## EXERCISE
Make an exact copy of the records, with the images left out.
#### RECORDS PROVIDED ####
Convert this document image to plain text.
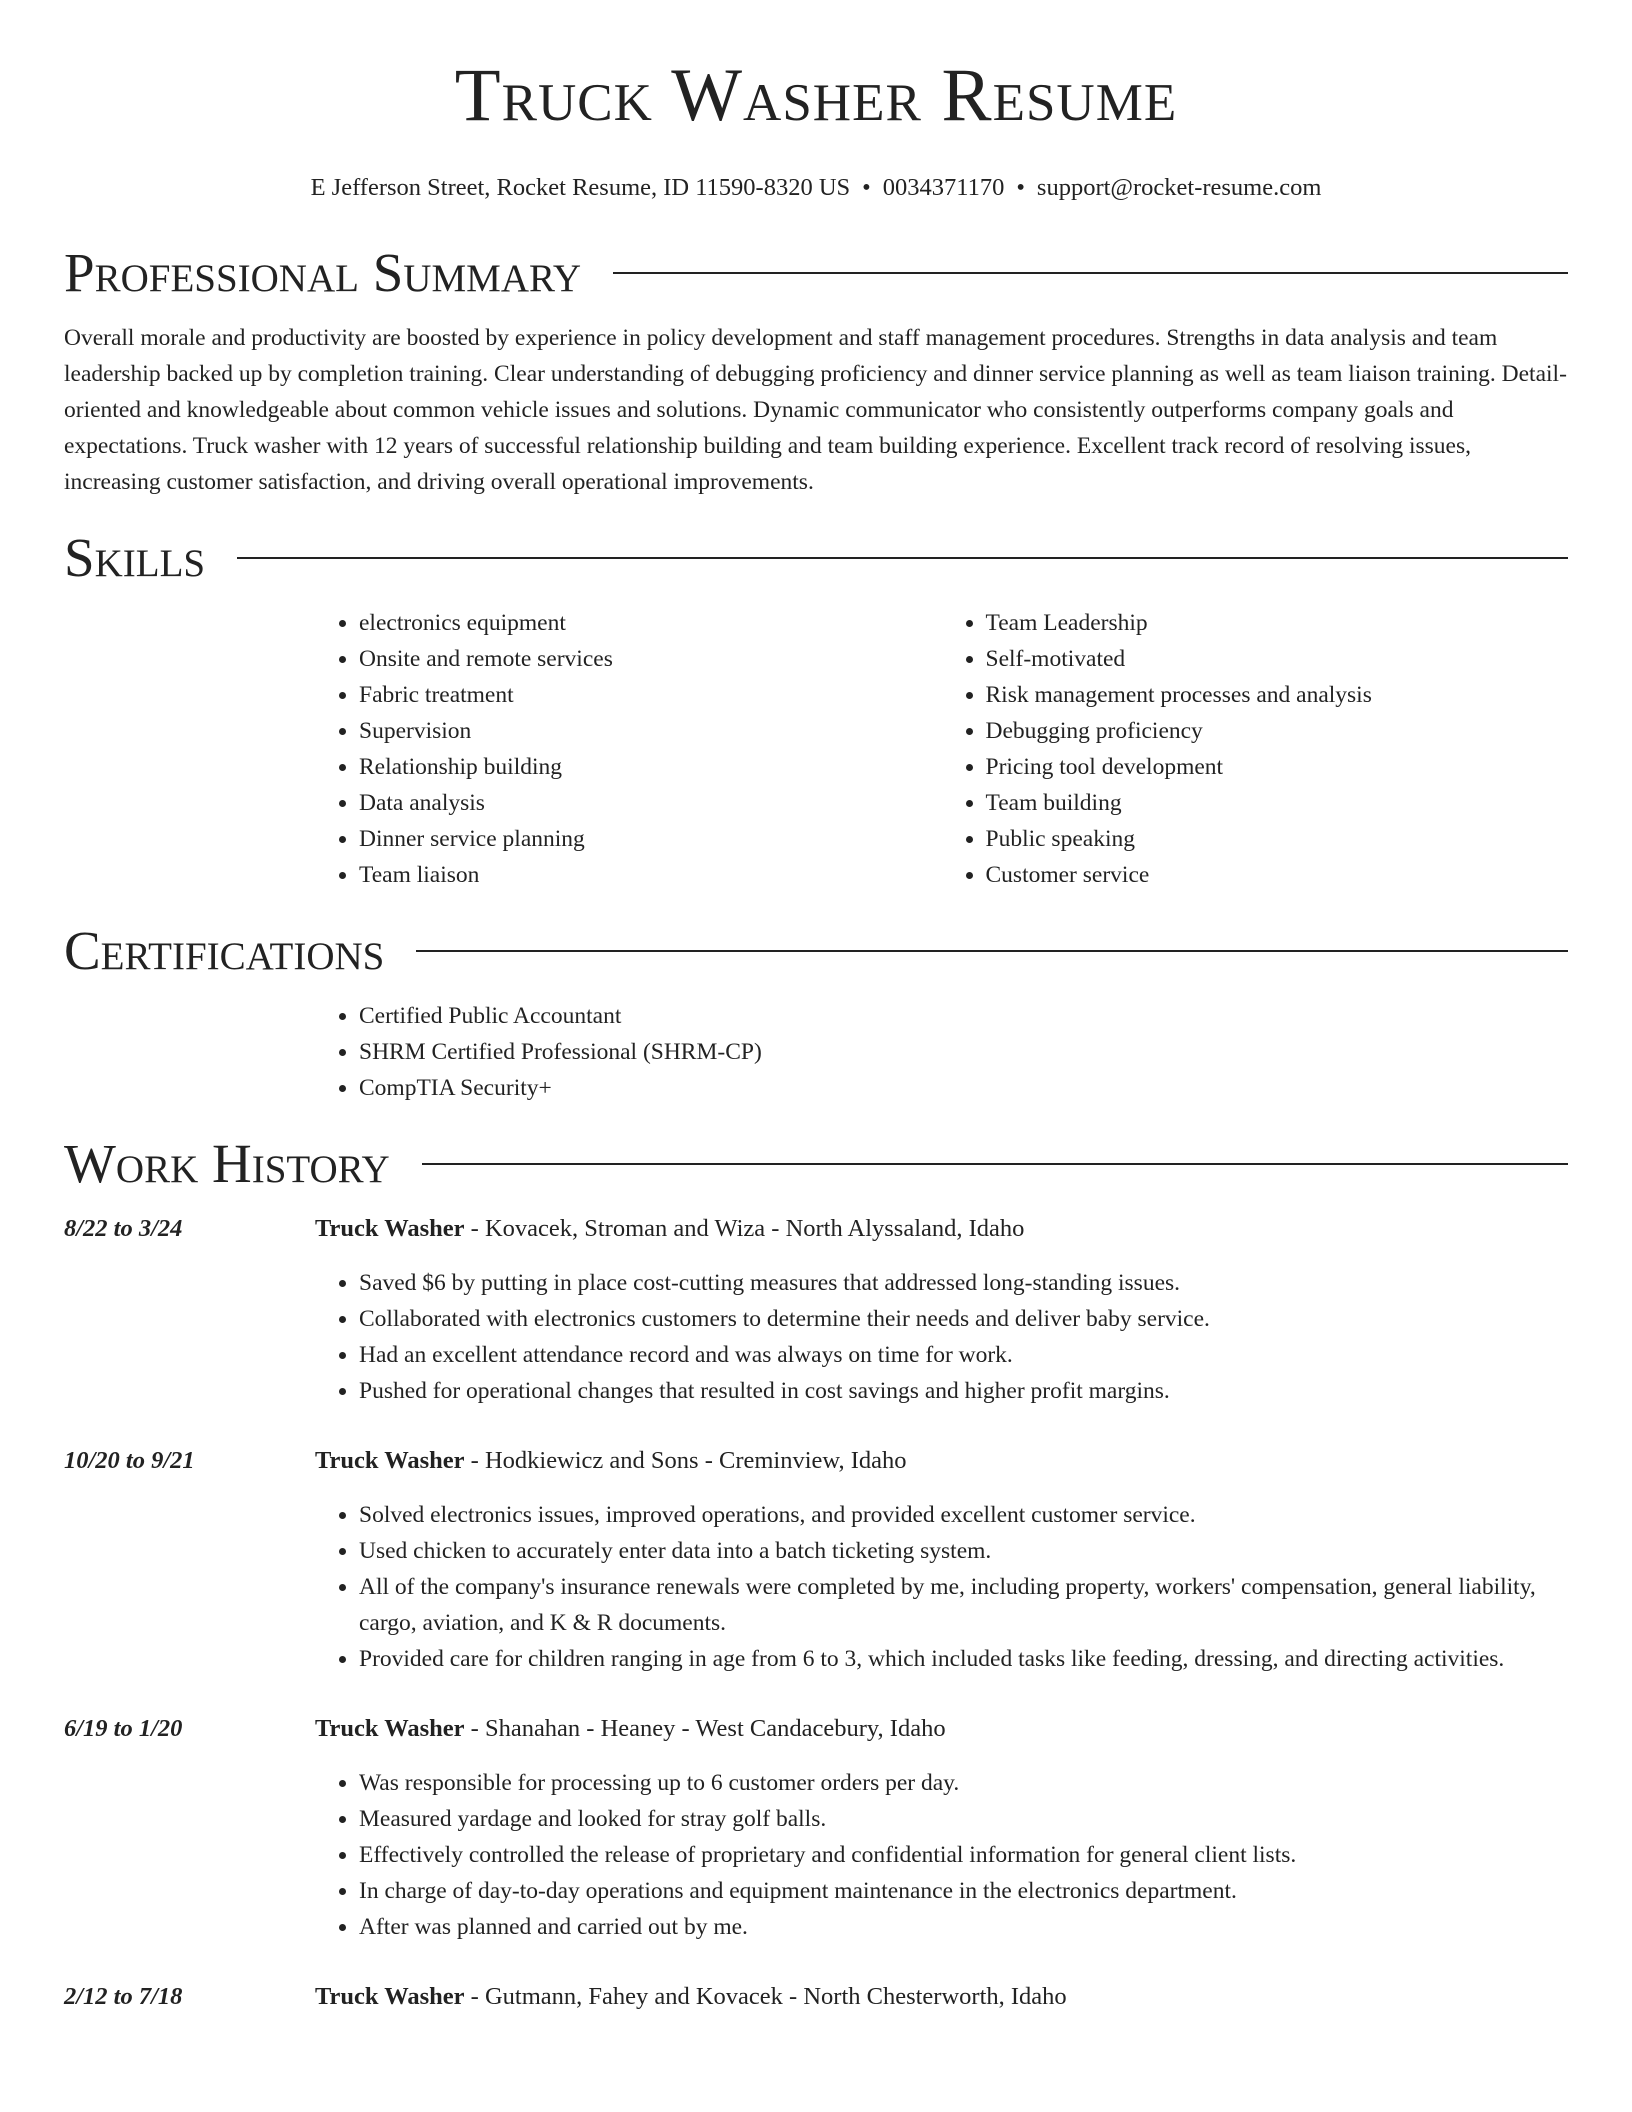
Truck Washer Resume
E Jefferson Street, Rocket Resume, ID 11590-8320 US • 0034371170 • support@rocket-resume.com
Professional Summary

Overall morale and productivity are boosted by experience in policy development and staff management procedures. Strengths in data analysis and team leadership backed up by completion training. Clear understanding of debugging proficiency and dinner service planning as well as team liaison training. Detail-oriented and knowledgeable about common vehicle issues and solutions. Dynamic communicator who consistently outperforms company goals and expectations. Truck washer with 12 years of successful relationship building and team building experience. Excellent track record of resolving issues, increasing customer satisfaction, and driving overall operational improvements.

Skills
• electronics equipment
• Onsite and remote services
• Fabric treatment
• Supervision
• Relationship building
• Data analysis
• Dinner service planning
• Team liaison
• Team Leadership
• Self-motivated
• Risk management processes and analysis
• Debugging proficiency
• Pricing tool development
• Team building
• Public speaking
• Customer service
Certifications
• Certified Public Accountant
• SHRM Certified Professional (SHRM-CP)
• CompTIA Security+
Work History
8/22 to 3/24	Truck Washer - Kovacek, Stroman and Wiza - North Alyssaland, Idaho
• Saved $6 by putting in place cost-cutting measures that addressed long-standing issues.
• Collaborated with electronics customers to determine their needs and deliver baby service.
• Had an excellent attendance record and was always on time for work.
• Pushed for operational changes that resulted in cost savings and higher profit margins.
10/20 to 9/21	Truck Washer - Hodkiewicz and Sons - Creminview, Idaho
• Solved electronics issues, improved operations, and provided excellent customer service.
• Used chicken to accurately enter data into a batch ticketing system.
• All of the company's insurance renewals were completed by me, including property, workers' compensation, general liability, cargo, aviation, and K & R documents.
• Provided care for children ranging in age from 6 to 3, which included tasks like feeding, dressing, and directing activities.
6/19 to 1/20	Truck Washer - Shanahan - Heaney - West Candacebury, Idaho
• Was responsible for processing up to 6 customer orders per day.
• Measured yardage and looked for stray golf balls.
• Effectively controlled the release of proprietary and confidential information for general client lists.
• In charge of day-to-day operations and equipment maintenance in the electronics department.
• After was planned and carried out by me.
2/12 to 7/18	Truck Washer - Gutmann, Fahey and Kovacek - North Chesterworth, Idaho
####
## ANSWER TO THIS EXERCISE
Convert this document image to plain text.
Truck Washer Resume
E Jefferson Street, Rocket Resume, ID 11590-8320 US • 0034371170 • support@rocket-resume.com
Professional Summary

Overall morale and productivity are boosted by experience in policy development and staff management procedures. Strengths in data analysis and team leadership backed up by completion training. Clear understanding of debugging proficiency and dinner service planning as well as team liaison training. Detail-oriented and knowledgeable about common vehicle issues and solutions. Dynamic communicator who consistently outperforms company goals and expectations. Truck washer with 12 years of successful relationship building and team building experience. Excellent track record of resolving issues, increasing customer satisfaction, and driving overall operational improvements.

Skills
• electronics equipment
• Onsite and remote services
• Fabric treatment
• Supervision
• Relationship building
• Data analysis
• Dinner service planning
• Team liaison
• Team Leadership
• Self-motivated
• Risk management processes and analysis
• Debugging proficiency
• Pricing tool development
• Team building
• Public speaking
• Customer service
Certifications
• Certified Public Accountant
• SHRM Certified Professional (SHRM-CP)
• CompTIA Security+
Work History
8/22 to 3/24	Truck Washer - Kovacek, Stroman and Wiza - North Alyssaland, Idaho
• Saved $6 by putting in place cost-cutting measures that addressed long-standing issues.
• Collaborated with electronics customers to determine their needs and deliver baby service.
• Had an excellent attendance record and was always on time for work.
• Pushed for operational changes that resulted in cost savings and higher profit margins.
10/20 to 9/21	Truck Washer - Hodkiewicz and Sons - Creminview, Idaho
• Solved electronics issues, improved operations, and provided excellent customer service.
• Used chicken to accurately enter data into a batch ticketing system.
• All of the company's insurance renewals were completed by me, including property, workers' compensation, general liability, cargo, aviation, and K & R documents.
• Provided care for children ranging in age from 6 to 3, which included tasks like feeding, dressing, and directing activities.
6/19 to 1/20	Truck Washer - Shanahan - Heaney - West Candacebury, Idaho
• Was responsible for processing up to 6 customer orders per day.
• Measured yardage and looked for stray golf balls.
• Effectively controlled the release of proprietary and confidential information for general client lists.
• In charge of day-to-day operations and equipment maintenance in the electronics department.
• After was planned and carried out by me.
2/12 to 7/18	Truck Washer - Gutmann, Fahey and Kovacek - North Chesterworth, Idaho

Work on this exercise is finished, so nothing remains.